── Given entries
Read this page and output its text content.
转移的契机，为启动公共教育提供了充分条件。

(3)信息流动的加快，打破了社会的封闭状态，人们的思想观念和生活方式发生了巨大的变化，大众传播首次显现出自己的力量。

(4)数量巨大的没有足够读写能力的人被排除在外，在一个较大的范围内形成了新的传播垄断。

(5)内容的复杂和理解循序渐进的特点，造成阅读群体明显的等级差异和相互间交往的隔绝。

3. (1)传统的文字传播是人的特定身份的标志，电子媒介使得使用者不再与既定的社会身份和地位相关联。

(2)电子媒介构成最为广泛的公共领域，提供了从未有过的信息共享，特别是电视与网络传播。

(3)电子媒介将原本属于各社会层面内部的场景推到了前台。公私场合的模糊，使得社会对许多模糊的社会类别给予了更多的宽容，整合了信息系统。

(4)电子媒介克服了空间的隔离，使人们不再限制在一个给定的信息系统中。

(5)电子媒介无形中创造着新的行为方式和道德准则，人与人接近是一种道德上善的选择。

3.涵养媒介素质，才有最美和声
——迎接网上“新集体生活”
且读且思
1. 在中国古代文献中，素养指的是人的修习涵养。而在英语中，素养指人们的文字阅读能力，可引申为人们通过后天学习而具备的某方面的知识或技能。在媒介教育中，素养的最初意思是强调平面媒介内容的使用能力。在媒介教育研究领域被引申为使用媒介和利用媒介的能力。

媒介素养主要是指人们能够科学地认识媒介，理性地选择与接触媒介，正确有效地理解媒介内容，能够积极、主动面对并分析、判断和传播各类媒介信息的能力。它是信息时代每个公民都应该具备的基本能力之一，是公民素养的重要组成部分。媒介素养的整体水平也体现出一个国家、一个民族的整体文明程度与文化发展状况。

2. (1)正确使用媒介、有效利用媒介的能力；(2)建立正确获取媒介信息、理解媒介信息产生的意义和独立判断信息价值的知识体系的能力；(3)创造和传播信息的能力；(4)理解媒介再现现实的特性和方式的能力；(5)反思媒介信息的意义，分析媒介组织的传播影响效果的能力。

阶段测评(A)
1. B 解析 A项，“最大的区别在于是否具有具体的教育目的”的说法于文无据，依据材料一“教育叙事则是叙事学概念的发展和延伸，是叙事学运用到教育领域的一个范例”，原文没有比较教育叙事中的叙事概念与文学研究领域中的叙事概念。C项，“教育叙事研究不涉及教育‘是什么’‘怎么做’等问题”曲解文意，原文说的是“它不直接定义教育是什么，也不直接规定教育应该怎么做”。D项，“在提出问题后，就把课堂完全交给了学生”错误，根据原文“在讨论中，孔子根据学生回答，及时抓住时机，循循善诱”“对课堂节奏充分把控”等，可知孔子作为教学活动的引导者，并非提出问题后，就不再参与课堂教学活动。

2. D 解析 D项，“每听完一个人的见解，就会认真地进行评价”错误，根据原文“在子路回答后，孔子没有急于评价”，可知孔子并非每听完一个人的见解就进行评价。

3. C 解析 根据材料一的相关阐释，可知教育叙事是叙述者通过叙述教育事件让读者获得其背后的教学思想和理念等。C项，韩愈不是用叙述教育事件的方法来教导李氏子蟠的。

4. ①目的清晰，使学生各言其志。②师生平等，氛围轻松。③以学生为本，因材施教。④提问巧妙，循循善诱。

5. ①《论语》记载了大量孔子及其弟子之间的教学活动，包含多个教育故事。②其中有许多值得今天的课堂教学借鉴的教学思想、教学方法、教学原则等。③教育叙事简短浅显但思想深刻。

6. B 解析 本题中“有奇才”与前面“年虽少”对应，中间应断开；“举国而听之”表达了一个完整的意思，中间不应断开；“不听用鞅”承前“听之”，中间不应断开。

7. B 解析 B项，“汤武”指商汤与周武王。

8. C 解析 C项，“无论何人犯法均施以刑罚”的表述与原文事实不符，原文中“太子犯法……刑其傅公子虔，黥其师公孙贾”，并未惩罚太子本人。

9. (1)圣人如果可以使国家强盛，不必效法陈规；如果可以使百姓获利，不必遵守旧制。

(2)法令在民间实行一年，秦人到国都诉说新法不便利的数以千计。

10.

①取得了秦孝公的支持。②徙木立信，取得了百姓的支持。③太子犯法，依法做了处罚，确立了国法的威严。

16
────
Task objective:
Repeat every record, keeping each word and mark exactly as it is.

Task result:
Read this page and output its text content.
转移的契机，为启动公共教育提供了充分条件。

(3)信息流动的加快，打破了社会的封闭状态，人们的思想观念和生活方式发生了巨大的变化，大众传播首次显现出自己的力量。

(4)数量巨大的没有足够读写能力的人被排除在外，在一个较大的范围内形成了新的传播垄断。

(5)内容的复杂和理解循序渐进的特点，造成阅读群体明显的等级差异和相互间交往的隔绝。

3. (1)传统的文字传播是人的特定身份的标志，电子媒介使得使用者不再与既定的社会身份和地位相关联。

(2)电子媒介构成最为广泛的公共领域，提供了从未有过的信息共享，特别是电视与网络传播。

(3)电子媒介将原本属于各社会层面内部的场景推到了前台。公私场合的模糊，使得社会对许多模糊的社会类别给予了更多的宽容，整合了信息系统。

(4)电子媒介克服了空间的隔离，使人们不再限制在一个给定的信息系统中。

(5)电子媒介无形中创造着新的行为方式和道德准则，人与人接近是一种道德上善的选择。

3.涵养媒介素质，才有最美和声
——迎接网上“新集体生活”
且读且思
1. 在中国古代文献中，素养指的是人的修习涵养。而在英语中，素养指人们的文字阅读能力，可引申为人们通过后天学习而具备的某方面的知识或技能。在媒介教育中，素养的最初意思是强调平面媒介内容的使用能力。在媒介教育研究领域被引申为使用媒介和利用媒介的能力。

媒介素养主要是指人们能够科学地认识媒介，理性地选择与接触媒介，正确有效地理解媒介内容，能够积极、主动面对并分析、判断和传播各类媒介信息的能力。它是信息时代每个公民都应该具备的基本能力之一，是公民素养的重要组成部分。媒介素养的整体水平也体现出一个国家、一个民族的整体文明程度与文化发展状况。

2. (1)正确使用媒介、有效利用媒介的能力；(2)建立正确获取媒介信息、理解媒介信息产生的意义和独立判断信息价值的知识体系的能力；(3)创造和传播信息的能力；(4)理解媒介再现现实的特性和方式的能力；(5)反思媒介信息的意义，分析媒介组织的传播影响效果的能力。

阶段测评(A)
1. B 解析 A项，“最大的区别在于是否具有具体的教育目的”的说法于文无据，依据材料一“教育叙事则是叙事学概念的发展和延伸，是叙事学运用到教育领域的一个范例”，原文没有比较教育叙事中的叙事概念与文学研究领域中的叙事概念。C项，“教育叙事研究不涉及教育‘是什么’‘怎么做’等问题”曲解文意，原文说的是“它不直接定义教育是什么，也不直接规定教育应该怎么做”。D项，“在提出问题后，就把课堂完全交给了学生”错误，根据原文“在讨论中，孔子根据学生回答，及时抓住时机，循循善诱”“对课堂节奏充分把控”等，可知孔子作为教学活动的引导者，并非提出问题后，就不再参与课堂教学活动。

2. D 解析 D项，“每听完一个人的见解，就会认真地进行评价”错误，根据原文“在子路回答后，孔子没有急于评价”，可知孔子并非每听完一个人的见解就进行评价。

3. C 解析 根据材料一的相关阐释，可知教育叙事是叙述者通过叙述教育事件让读者获得其背后的教学思想和理念等。C项，韩愈不是用叙述教育事件的方法来教导李氏子蟠的。

4. ①目的清晰，使学生各言其志。②师生平等，氛围轻松。③以学生为本，因材施教。④提问巧妙，循循善诱。

5. ①《论语》记载了大量孔子及其弟子之间的教学活动，包含多个教育故事。②其中有许多值得今天的课堂教学借鉴的教学思想、教学方法、教学原则等。③教育叙事简短浅显但思想深刻。

6. B 解析 本题中“有奇才”与前面“年虽少”对应，中间应断开；“举国而听之”表达了一个完整的意思，中间不应断开；“不听用鞅”承前“听之”，中间不应断开。

7. B 解析 B项，“汤武”指商汤与周武王。

8. C 解析 C项，“无论何人犯法均施以刑罚”的表述与原文事实不符，原文中“太子犯法……刑其傅公子虔，黥其师公孙贾”，并未惩罚太子本人。

9. (1)圣人如果可以使国家强盛，不必效法陈规；如果可以使百姓获利，不必遵守旧制。

(2)法令在民间实行一年，秦人到国都诉说新法不便利的数以千计。

10.

①取得了秦孝公的支持。②徙木立信，取得了百姓的支持。③太子犯法，依法做了处罚，确立了国法的威严。

16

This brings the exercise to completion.